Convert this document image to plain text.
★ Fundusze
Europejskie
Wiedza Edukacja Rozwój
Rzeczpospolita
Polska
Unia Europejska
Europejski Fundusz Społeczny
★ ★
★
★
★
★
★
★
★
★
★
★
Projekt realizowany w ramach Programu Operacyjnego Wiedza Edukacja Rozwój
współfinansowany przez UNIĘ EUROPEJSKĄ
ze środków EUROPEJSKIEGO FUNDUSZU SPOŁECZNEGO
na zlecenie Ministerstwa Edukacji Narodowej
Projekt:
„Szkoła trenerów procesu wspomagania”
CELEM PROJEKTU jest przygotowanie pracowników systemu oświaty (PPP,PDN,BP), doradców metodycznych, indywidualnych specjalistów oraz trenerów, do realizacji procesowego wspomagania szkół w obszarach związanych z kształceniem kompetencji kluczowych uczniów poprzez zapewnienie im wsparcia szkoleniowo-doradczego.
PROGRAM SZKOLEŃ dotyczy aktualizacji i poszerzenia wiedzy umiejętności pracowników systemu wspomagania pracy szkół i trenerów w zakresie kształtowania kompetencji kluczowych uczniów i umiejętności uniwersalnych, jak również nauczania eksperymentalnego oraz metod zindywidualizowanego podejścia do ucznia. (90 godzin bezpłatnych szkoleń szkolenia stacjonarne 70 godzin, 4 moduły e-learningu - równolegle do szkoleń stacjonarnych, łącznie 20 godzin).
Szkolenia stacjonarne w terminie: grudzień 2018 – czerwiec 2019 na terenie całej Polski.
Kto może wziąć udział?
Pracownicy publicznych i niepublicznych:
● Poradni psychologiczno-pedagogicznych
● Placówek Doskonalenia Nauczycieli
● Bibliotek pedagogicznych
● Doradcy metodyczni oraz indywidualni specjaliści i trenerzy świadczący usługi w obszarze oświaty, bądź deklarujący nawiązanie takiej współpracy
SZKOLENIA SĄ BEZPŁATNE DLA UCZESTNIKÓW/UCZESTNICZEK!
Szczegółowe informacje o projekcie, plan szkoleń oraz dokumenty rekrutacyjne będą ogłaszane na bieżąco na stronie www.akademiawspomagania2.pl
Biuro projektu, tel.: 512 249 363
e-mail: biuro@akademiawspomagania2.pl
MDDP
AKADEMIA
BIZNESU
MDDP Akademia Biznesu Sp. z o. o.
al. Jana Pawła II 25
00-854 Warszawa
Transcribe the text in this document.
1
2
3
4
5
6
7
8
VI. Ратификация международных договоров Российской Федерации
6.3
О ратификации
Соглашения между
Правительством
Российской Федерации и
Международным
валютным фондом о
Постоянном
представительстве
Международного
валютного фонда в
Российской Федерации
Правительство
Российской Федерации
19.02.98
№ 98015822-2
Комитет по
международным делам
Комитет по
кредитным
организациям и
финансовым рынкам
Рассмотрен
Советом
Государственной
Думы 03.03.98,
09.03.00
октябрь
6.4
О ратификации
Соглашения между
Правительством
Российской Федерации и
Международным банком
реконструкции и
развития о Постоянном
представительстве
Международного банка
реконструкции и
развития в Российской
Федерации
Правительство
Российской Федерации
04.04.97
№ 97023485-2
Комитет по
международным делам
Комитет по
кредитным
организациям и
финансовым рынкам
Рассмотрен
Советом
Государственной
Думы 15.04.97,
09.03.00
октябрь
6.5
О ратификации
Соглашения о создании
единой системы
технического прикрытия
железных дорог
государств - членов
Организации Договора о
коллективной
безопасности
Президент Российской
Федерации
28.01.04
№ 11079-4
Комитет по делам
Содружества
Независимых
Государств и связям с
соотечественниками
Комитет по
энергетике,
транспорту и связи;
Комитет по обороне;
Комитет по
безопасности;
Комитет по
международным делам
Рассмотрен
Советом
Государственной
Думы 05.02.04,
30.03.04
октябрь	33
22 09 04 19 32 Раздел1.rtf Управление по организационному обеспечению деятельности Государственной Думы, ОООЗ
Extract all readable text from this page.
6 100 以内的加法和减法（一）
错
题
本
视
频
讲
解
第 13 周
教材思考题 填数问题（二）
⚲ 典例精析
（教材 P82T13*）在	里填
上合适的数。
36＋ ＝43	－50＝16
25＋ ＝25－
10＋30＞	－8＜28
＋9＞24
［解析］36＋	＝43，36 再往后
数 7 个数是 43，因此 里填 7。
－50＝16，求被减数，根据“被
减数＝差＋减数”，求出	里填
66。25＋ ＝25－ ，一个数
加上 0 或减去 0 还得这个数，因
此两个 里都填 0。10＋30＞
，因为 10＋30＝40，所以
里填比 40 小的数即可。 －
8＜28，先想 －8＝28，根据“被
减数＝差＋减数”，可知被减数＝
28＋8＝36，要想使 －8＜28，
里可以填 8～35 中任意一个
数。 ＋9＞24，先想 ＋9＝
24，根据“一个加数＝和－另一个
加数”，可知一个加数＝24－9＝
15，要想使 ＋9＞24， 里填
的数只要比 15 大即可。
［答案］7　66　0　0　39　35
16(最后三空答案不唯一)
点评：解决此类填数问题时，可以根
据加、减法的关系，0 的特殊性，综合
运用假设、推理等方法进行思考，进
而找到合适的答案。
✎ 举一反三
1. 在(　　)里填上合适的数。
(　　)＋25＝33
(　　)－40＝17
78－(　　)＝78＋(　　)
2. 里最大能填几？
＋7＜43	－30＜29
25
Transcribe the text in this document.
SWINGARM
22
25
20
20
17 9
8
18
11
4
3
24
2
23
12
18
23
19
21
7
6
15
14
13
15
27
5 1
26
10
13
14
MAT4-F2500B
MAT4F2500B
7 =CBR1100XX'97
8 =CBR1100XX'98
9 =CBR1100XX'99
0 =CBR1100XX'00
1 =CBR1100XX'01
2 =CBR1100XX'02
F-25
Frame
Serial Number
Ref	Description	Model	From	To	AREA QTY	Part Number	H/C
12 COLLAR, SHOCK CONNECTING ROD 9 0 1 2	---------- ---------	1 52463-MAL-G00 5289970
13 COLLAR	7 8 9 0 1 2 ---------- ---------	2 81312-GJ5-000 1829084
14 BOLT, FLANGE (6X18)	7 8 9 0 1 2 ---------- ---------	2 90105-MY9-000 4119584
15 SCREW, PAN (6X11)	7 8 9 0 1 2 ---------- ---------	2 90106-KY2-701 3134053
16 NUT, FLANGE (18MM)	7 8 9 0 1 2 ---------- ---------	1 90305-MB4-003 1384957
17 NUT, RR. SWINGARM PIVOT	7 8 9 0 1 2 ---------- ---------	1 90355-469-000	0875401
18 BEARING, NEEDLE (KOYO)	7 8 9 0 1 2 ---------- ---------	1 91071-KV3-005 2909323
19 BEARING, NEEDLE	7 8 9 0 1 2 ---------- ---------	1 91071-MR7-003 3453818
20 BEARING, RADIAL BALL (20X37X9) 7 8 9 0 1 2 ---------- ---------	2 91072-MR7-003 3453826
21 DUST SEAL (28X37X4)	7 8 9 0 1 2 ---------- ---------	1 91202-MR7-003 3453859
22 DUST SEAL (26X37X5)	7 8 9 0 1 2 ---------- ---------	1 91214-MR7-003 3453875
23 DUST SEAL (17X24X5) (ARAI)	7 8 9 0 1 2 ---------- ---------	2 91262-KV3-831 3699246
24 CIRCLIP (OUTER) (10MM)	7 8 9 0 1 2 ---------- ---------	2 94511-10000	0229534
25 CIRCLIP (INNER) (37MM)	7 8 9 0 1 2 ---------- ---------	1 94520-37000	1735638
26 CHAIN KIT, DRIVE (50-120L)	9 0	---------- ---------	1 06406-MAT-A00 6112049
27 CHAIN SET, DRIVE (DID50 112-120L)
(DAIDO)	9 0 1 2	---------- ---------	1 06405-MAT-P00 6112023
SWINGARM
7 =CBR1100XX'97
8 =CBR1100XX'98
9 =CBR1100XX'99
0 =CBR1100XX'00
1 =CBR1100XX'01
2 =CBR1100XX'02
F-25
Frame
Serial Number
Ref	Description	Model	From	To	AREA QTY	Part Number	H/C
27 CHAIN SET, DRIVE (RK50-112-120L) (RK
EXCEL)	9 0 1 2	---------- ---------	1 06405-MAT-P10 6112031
====
- STATED EXERCISE
Return every line above in which the string "COLLAR" occurs.

- RESULT
12 COLLAR, SHOCK CONNECTING ROD 9 0 1 2	---------- ---------	1 52463-MAL-G00 5289970
13 COLLAR	7 8 9 0 1 2 ---------- ---------	2 81312-GJ5-000 1829084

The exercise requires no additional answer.